**GIVEN EXERCISE**
Extract each line from the entries below that has the string "Google" in it.
— Begin RECORDS SUPPLIED —
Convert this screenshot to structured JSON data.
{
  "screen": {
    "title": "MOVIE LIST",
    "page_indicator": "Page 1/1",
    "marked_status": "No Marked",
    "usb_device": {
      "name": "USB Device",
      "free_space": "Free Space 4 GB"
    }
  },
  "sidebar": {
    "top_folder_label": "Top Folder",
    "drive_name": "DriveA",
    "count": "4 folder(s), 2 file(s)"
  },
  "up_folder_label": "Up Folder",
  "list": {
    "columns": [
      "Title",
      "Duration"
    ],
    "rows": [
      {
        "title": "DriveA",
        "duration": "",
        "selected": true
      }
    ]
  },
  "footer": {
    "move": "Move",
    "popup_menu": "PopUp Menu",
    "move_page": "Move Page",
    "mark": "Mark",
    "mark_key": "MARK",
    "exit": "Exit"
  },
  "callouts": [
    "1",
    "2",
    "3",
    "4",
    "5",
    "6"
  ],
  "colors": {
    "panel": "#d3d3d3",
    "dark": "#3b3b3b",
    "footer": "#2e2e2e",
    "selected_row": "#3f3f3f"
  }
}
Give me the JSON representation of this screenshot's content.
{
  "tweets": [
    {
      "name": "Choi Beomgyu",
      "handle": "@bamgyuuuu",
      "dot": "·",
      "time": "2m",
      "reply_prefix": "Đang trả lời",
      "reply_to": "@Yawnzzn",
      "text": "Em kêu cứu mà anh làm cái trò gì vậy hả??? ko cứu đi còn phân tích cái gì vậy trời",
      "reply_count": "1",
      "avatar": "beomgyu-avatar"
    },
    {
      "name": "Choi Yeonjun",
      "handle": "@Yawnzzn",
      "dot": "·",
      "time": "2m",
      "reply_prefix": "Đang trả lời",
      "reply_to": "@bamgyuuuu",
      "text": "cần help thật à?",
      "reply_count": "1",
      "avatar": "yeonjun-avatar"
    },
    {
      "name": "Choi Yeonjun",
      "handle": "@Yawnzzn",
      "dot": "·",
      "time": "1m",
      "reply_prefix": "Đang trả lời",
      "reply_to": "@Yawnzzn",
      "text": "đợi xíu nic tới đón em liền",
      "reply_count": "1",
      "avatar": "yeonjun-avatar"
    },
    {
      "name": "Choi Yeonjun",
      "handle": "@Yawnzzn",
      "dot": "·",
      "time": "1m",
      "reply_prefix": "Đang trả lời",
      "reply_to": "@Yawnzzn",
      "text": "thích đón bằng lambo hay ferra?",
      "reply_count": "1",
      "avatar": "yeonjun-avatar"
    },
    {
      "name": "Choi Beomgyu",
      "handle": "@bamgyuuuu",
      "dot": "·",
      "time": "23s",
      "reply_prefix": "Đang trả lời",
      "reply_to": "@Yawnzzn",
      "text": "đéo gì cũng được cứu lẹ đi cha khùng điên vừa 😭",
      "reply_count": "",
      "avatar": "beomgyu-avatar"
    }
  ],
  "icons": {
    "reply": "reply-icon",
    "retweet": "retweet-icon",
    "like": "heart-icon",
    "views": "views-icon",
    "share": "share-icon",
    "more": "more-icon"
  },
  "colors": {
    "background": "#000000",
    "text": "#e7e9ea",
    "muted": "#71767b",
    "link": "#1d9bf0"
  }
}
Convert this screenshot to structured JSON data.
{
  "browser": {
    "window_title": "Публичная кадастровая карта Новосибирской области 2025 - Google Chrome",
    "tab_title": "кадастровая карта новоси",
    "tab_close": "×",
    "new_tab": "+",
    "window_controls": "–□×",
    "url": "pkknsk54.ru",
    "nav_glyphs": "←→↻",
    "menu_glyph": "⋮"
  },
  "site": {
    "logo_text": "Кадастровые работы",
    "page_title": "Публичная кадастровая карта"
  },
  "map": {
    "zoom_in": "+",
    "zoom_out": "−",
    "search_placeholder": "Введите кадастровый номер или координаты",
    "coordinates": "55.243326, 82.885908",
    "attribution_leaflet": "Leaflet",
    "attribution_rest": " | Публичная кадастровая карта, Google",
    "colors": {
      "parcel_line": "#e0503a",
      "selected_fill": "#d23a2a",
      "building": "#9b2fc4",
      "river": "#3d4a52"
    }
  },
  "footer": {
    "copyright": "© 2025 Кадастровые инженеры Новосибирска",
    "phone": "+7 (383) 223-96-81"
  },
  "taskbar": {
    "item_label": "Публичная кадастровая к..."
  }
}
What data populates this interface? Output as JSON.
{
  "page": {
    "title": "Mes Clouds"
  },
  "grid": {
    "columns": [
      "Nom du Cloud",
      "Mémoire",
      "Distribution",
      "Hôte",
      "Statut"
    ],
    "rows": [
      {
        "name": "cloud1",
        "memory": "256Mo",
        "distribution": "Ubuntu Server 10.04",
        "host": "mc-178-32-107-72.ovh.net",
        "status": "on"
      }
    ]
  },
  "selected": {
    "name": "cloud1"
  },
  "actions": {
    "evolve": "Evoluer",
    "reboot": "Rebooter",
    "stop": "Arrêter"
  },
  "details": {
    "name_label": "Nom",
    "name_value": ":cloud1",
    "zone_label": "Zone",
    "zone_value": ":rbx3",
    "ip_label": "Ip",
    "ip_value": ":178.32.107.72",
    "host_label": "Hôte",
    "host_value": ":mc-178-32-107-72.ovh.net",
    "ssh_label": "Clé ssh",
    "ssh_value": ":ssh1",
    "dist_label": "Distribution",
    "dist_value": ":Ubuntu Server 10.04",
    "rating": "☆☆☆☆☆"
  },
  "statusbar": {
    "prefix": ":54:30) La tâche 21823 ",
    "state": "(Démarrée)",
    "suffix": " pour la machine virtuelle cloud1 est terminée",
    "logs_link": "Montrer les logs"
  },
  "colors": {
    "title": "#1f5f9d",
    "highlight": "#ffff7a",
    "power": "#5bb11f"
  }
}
— End RECORDS SUPPLIED —
**EXERCISE OUTPUT**
    "window_title": "Публичная кадастровая карта Новосибирской области 2025 - Google Chrome",
    "attribution_rest": " | Публичная кадастровая карта, Google",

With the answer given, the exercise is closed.